→ **REQUEST**: Only the lines holding the string "Diphtheria" are needed. Copy each one.

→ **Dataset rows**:
________________________________________

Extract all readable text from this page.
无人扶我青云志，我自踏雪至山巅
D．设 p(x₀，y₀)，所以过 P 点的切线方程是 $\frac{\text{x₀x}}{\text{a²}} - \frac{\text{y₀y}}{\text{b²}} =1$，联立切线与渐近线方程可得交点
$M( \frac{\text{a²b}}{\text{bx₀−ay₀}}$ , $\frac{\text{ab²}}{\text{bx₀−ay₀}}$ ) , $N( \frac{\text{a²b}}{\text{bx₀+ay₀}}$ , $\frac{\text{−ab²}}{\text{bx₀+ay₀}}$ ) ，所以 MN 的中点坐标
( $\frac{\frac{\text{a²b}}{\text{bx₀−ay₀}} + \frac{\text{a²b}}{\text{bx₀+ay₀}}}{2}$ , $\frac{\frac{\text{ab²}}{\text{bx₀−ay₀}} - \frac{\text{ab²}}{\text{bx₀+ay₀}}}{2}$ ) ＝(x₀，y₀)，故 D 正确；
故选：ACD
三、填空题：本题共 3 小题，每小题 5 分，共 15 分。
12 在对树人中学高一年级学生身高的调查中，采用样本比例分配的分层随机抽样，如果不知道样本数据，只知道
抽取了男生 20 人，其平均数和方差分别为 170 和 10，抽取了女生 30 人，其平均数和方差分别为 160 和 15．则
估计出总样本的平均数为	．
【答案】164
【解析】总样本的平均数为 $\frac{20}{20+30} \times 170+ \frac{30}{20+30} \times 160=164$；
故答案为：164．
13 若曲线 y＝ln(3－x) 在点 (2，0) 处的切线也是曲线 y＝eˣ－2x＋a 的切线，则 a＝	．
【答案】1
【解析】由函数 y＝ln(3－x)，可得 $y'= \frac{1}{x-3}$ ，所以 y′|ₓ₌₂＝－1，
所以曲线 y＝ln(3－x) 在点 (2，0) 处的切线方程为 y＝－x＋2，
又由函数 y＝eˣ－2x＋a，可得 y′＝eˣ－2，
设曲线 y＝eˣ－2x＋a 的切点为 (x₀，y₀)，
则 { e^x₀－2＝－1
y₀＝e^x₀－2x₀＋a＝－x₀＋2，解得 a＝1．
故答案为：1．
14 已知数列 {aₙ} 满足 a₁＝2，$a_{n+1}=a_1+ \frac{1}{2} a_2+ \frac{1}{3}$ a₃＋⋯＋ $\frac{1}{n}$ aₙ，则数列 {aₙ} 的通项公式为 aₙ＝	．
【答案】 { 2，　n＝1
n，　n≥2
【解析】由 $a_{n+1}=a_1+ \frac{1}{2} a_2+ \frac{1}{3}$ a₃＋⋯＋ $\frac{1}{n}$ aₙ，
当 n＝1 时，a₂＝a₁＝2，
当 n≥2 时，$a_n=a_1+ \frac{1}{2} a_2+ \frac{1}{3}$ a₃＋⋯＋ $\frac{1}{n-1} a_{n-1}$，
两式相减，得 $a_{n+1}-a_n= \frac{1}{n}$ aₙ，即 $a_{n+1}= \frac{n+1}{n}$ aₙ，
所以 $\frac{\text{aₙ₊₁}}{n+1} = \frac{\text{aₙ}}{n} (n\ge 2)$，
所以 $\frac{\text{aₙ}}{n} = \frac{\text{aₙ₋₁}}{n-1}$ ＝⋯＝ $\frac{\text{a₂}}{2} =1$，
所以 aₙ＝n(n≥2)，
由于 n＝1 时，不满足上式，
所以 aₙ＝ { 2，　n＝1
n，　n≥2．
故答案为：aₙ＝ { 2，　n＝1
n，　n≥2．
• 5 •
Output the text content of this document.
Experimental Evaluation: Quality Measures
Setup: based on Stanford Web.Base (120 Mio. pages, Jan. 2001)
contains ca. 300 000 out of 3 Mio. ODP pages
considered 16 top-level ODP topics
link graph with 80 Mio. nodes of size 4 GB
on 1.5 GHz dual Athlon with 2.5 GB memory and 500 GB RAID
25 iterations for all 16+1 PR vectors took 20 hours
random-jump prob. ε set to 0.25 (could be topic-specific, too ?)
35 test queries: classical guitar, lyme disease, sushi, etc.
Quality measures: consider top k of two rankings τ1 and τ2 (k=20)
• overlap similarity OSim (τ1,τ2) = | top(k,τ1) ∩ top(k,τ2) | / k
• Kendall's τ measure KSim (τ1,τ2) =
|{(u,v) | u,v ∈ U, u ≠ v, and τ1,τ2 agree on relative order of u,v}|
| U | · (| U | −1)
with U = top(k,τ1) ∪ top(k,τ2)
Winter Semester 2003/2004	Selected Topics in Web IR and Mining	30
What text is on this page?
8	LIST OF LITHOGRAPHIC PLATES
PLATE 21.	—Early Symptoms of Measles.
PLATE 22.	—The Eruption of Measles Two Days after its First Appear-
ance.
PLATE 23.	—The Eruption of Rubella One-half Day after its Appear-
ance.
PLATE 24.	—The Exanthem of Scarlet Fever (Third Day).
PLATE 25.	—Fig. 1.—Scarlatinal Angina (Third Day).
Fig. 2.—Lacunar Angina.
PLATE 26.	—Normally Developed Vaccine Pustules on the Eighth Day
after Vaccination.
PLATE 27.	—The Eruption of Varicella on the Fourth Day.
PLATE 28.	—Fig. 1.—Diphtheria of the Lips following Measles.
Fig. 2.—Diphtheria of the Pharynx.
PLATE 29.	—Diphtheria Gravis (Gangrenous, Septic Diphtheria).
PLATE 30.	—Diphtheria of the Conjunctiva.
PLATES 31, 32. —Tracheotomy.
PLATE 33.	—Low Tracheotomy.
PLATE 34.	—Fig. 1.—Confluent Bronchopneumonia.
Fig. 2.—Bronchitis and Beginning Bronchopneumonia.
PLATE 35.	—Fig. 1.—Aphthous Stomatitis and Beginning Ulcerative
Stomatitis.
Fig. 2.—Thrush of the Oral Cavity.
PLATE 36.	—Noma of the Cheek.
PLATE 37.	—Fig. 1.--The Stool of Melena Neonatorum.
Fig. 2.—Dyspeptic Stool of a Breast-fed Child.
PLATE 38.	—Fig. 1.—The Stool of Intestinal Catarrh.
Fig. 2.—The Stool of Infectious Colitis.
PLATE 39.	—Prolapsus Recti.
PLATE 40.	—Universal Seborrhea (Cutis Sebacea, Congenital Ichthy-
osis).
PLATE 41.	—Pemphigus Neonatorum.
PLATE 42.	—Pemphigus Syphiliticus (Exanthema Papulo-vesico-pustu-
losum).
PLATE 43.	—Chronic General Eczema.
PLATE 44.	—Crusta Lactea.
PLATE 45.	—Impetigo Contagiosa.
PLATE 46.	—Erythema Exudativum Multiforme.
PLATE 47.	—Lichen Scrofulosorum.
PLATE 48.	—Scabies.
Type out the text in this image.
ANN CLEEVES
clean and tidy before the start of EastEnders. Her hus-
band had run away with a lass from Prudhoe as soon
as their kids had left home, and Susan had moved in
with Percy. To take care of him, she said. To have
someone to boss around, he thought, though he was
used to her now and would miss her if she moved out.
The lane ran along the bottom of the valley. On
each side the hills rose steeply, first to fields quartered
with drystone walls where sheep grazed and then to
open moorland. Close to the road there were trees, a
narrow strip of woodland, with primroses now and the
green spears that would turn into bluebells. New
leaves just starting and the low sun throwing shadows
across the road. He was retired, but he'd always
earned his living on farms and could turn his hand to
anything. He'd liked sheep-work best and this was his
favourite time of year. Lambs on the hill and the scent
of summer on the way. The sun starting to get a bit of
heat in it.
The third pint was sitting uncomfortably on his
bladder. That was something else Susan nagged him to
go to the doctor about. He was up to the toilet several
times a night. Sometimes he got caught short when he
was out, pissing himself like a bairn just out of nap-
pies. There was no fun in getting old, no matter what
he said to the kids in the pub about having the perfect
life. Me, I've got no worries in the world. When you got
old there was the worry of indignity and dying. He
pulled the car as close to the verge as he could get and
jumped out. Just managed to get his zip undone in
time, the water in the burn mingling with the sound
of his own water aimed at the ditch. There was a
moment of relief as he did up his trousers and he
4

________________________________________

→ **COMPLETED EXERCISE**:
PLATE 28.	—Fig. 1.—Diphtheria of the Lips following Measles.
Fig. 2.—Diphtheria of the Pharynx.
PLATE 29.	—Diphtheria Gravis (Gangrenous, Septic Diphtheria).
PLATE 30.	—Diphtheria of the Conjunctiva.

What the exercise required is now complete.